Entries from a dataset

______

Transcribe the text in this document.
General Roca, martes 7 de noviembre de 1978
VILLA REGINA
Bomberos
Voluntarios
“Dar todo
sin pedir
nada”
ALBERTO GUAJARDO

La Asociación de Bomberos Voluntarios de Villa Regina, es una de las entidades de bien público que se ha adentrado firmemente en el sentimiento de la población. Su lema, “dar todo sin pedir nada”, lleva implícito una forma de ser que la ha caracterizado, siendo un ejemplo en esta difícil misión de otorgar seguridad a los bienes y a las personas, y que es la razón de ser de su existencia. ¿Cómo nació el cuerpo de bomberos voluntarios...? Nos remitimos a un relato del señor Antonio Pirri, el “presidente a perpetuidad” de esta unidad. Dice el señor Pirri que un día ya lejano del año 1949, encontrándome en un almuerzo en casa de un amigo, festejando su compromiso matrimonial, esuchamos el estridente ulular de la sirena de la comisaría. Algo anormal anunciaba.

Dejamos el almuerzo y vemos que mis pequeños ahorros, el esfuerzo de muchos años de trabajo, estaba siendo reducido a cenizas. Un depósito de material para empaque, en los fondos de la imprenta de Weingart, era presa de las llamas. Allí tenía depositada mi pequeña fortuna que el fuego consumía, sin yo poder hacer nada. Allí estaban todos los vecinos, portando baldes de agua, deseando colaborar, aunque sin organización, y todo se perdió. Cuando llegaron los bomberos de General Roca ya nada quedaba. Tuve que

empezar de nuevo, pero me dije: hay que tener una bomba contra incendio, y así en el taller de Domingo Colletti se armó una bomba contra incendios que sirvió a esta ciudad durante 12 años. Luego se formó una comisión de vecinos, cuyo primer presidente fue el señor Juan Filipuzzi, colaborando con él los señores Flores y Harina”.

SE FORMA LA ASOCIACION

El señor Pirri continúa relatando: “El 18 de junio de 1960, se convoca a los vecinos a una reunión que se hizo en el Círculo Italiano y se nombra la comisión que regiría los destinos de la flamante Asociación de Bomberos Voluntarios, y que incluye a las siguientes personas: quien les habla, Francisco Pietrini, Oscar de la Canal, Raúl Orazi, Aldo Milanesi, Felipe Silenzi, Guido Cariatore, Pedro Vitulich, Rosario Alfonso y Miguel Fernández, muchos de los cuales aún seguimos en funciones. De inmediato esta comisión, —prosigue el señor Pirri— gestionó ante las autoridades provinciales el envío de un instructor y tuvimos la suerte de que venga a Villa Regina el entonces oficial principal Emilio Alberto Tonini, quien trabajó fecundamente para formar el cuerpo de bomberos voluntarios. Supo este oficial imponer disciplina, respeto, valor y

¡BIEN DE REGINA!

______

YOUR OBJECTIVE>
Transcribe the full listing above without leaving anything out.

REPLY>
Transcribe the text in this document.
General Roca, martes 7 de noviembre de 1978
VILLA REGINA
Bomberos
Voluntarios
“Dar todo
sin pedir
nada”
ALBERTO GUAJARDO

La Asociación de Bomberos Voluntarios de Villa Regina, es una de las entidades de bien público que se ha adentrado firmemente en el sentimiento de la población. Su lema, “dar todo sin pedir nada”, lleva implícito una forma de ser que la ha caracterizado, siendo un ejemplo en esta difícil misión de otorgar seguridad a los bienes y a las personas, y que es la razón de ser de su existencia. ¿Cómo nació el cuerpo de bomberos voluntarios...? Nos remitimos a un relato del señor Antonio Pirri, el “presidente a perpetuidad” de esta unidad. Dice el señor Pirri que un día ya lejano del año 1949, encontrándome en un almuerzo en casa de un amigo, festejando su compromiso matrimonial, esuchamos el estridente ulular de la sirena de la comisaría. Algo anormal anunciaba.

Dejamos el almuerzo y vemos que mis pequeños ahorros, el esfuerzo de muchos años de trabajo, estaba siendo reducido a cenizas. Un depósito de material para empaque, en los fondos de la imprenta de Weingart, era presa de las llamas. Allí tenía depositada mi pequeña fortuna que el fuego consumía, sin yo poder hacer nada. Allí estaban todos los vecinos, portando baldes de agua, deseando colaborar, aunque sin organización, y todo se perdió. Cuando llegaron los bomberos de General Roca ya nada quedaba. Tuve que

empezar de nuevo, pero me dije: hay que tener una bomba contra incendio, y así en el taller de Domingo Colletti se armó una bomba contra incendios que sirvió a esta ciudad durante 12 años. Luego se formó una comisión de vecinos, cuyo primer presidente fue el señor Juan Filipuzzi, colaborando con él los señores Flores y Harina”.

SE FORMA LA ASOCIACION

El señor Pirri continúa relatando: “El 18 de junio de 1960, se convoca a los vecinos a una reunión que se hizo en el Círculo Italiano y se nombra la comisión que regiría los destinos de la flamante Asociación de Bomberos Voluntarios, y que incluye a las siguientes personas: quien les habla, Francisco Pietrini, Oscar de la Canal, Raúl Orazi, Aldo Milanesi, Felipe Silenzi, Guido Cariatore, Pedro Vitulich, Rosario Alfonso y Miguel Fernández, muchos de los cuales aún seguimos en funciones. De inmediato esta comisión, —prosigue el señor Pirri— gestionó ante las autoridades provinciales el envío de un instructor y tuvimos la suerte de que venga a Villa Regina el entonces oficial principal Emilio Alberto Tonini, quien trabajó fecundamente para formar el cuerpo de bomberos voluntarios. Supo este oficial imponer disciplina, respeto, valor y

¡BIEN DE REGINA!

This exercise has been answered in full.